# Your goal
Search the entries for the word "title" and pull out each line that has it.

(begin)

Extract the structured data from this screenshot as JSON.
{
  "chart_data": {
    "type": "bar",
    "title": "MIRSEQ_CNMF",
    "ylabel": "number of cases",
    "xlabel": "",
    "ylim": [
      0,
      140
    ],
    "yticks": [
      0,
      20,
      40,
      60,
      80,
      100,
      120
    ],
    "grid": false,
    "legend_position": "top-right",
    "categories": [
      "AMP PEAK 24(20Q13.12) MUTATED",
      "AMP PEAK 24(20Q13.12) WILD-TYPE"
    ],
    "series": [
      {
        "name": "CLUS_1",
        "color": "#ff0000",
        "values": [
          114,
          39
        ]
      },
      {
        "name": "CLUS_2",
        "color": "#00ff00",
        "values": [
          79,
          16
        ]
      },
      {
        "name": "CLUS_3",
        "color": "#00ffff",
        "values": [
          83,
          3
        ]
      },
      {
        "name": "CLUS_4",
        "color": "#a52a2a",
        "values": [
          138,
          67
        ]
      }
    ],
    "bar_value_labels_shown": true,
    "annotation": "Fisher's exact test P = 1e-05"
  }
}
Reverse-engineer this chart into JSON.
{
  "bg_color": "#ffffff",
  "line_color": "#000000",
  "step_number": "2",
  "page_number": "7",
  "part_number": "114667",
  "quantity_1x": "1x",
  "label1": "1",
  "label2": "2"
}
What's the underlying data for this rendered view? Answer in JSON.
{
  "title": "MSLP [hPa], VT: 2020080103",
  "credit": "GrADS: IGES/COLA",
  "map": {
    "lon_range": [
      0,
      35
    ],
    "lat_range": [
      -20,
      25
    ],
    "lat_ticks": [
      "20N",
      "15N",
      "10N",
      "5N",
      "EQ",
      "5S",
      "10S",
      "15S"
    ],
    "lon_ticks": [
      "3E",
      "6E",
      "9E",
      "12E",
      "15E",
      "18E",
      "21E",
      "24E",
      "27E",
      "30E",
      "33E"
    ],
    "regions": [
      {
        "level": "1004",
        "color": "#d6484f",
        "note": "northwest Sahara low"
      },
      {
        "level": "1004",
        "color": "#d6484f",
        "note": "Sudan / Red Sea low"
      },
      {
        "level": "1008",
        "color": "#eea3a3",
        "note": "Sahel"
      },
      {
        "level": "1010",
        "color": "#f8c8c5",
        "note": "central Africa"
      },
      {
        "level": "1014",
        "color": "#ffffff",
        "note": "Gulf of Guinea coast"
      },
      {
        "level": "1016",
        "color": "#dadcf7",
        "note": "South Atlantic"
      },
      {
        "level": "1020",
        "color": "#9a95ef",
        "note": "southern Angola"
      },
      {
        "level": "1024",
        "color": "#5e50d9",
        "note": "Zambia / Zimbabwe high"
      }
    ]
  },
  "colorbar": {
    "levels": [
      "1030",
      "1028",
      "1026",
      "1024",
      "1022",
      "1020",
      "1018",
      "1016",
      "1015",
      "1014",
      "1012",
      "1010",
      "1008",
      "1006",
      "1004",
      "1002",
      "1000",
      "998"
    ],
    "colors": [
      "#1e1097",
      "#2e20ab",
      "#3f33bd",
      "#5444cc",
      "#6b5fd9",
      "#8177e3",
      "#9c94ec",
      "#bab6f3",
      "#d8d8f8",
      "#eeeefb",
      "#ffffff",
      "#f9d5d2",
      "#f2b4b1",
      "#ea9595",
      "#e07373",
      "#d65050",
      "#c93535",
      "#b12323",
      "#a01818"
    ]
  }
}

(end)

# Full response
    "title": "MIRSEQ_CNMF",
  "title": "MSLP [hPa], VT: 2020080103",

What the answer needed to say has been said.